▸ **What is being asked**:
Would you repeat the listing exactly but omit every picture?

^^^^

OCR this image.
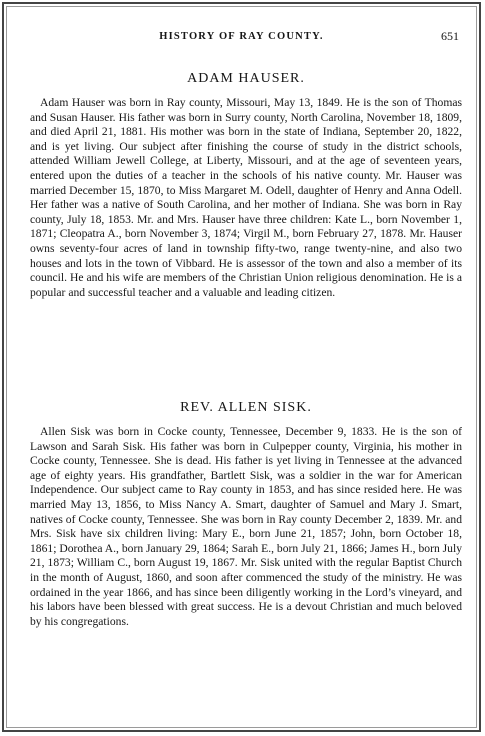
HISTORY OF RAY COUNTY.	651
ADAM HAUSER.

Adam Hauser was born in Ray county, Missouri, May 13, 1849. He is the son of Thomas and Susan Hauser. His father was born in Surry county, North Carolina, November 18, 1809, and died April 21, 1881. His mother was born in the state of Indiana, September 20, 1822, and is yet living. Our subject after finishing the course of study in the district schools, attended William Jewell College, at Liberty, Missouri, and at the age of seventeen years, entered upon the duties of a teacher in the schools of his native county. Mr. Hauser was married December 15, 1870, to Miss Margaret M. Odell, daughter of Henry and Anna Odell. Her father was a native of South Carolina, and her mother of Indiana. She was born in Ray county, July 18, 1853. Mr. and Mrs. Hauser have three children: Kate L., born November 1, 1871; Cleopatra A., born November 3, 1874; Virgil M., born February 27, 1878. Mr. Hauser owns seventy-four acres of land in township fifty-two, range twenty-nine, and also two houses and lots in the town of Vibbard. He is assessor of the town and also a member of its council. He and his wife are members of the Christian Union religious denomination. He is a popular and successful teacher and a valuable and leading citizen.

REV. ALLEN SISK.

Allen Sisk was born in Cocke county, Tennessee, December 9, 1833. He is the son of Lawson and Sarah Sisk. His father was born in Culpepper county, Virginia, his mother in Cocke county, Tennessee. She is dead. His father is yet living in Tennessee at the advanced age of eighty years. His grandfather, Bartlett Sisk, was a soldier in the war for American Independence. Our subject came to Ray county in 1853, and has since resided here. He was married May 13, 1856, to Miss Nancy A. Smart, daughter of Samuel and Mary J. Smart, natives of Cocke county, Tennessee. She was born in Ray county December 2, 1839. Mr. and Mrs. Sisk have six children living: Mary E., born June 21, 1857; John, born October 18, 1861; Dorothea A., born January 29, 1864; Sarah E., born July 21, 1866; James H., born July 21, 1873; William C., born August 19, 1867. Mr. Sisk united with the regular Baptist Church in the month of August, 1860, and soon after commenced the study of the ministry. He was ordained in the year 1866, and has since been diligently working in the Lord’s vineyard, and his labors have been blessed with great success. He is a devout Christian and much beloved by his congregations.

^^^^

▸ **Response**:
OCR this image.
HISTORY OF RAY COUNTY.	651
ADAM HAUSER.

Adam Hauser was born in Ray county, Missouri, May 13, 1849. He is the son of Thomas and Susan Hauser. His father was born in Surry county, North Carolina, November 18, 1809, and died April 21, 1881. His mother was born in the state of Indiana, September 20, 1822, and is yet living. Our subject after finishing the course of study in the district schools, attended William Jewell College, at Liberty, Missouri, and at the age of seventeen years, entered upon the duties of a teacher in the schools of his native county. Mr. Hauser was married December 15, 1870, to Miss Margaret M. Odell, daughter of Henry and Anna Odell. Her father was a native of South Carolina, and her mother of Indiana. She was born in Ray county, July 18, 1853. Mr. and Mrs. Hauser have three children: Kate L., born November 1, 1871; Cleopatra A., born November 3, 1874; Virgil M., born February 27, 1878. Mr. Hauser owns seventy-four acres of land in township fifty-two, range twenty-nine, and also two houses and lots in the town of Vibbard. He is assessor of the town and also a member of its council. He and his wife are members of the Christian Union religious denomination. He is a popular and successful teacher and a valuable and leading citizen.

REV. ALLEN SISK.

Allen Sisk was born in Cocke county, Tennessee, December 9, 1833. He is the son of Lawson and Sarah Sisk. His father was born in Culpepper county, Virginia, his mother in Cocke county, Tennessee. She is dead. His father is yet living in Tennessee at the advanced age of eighty years. His grandfather, Bartlett Sisk, was a soldier in the war for American Independence. Our subject came to Ray county in 1853, and has since resided here. He was married May 13, 1856, to Miss Nancy A. Smart, daughter of Samuel and Mary J. Smart, natives of Cocke county, Tennessee. She was born in Ray county December 2, 1839. Mr. and Mrs. Sisk have six children living: Mary E., born June 21, 1857; John, born October 18, 1861; Dorothea A., born January 29, 1864; Sarah E., born July 21, 1866; James H., born July 21, 1873; William C., born August 19, 1867. Mr. Sisk united with the regular Baptist Church in the month of August, 1860, and soon after commenced the study of the ministry. He was ordained in the year 1866, and has since been diligently working in the Lord’s vineyard, and his labors have been blessed with great success. He is a devout Christian and much beloved by his congregations.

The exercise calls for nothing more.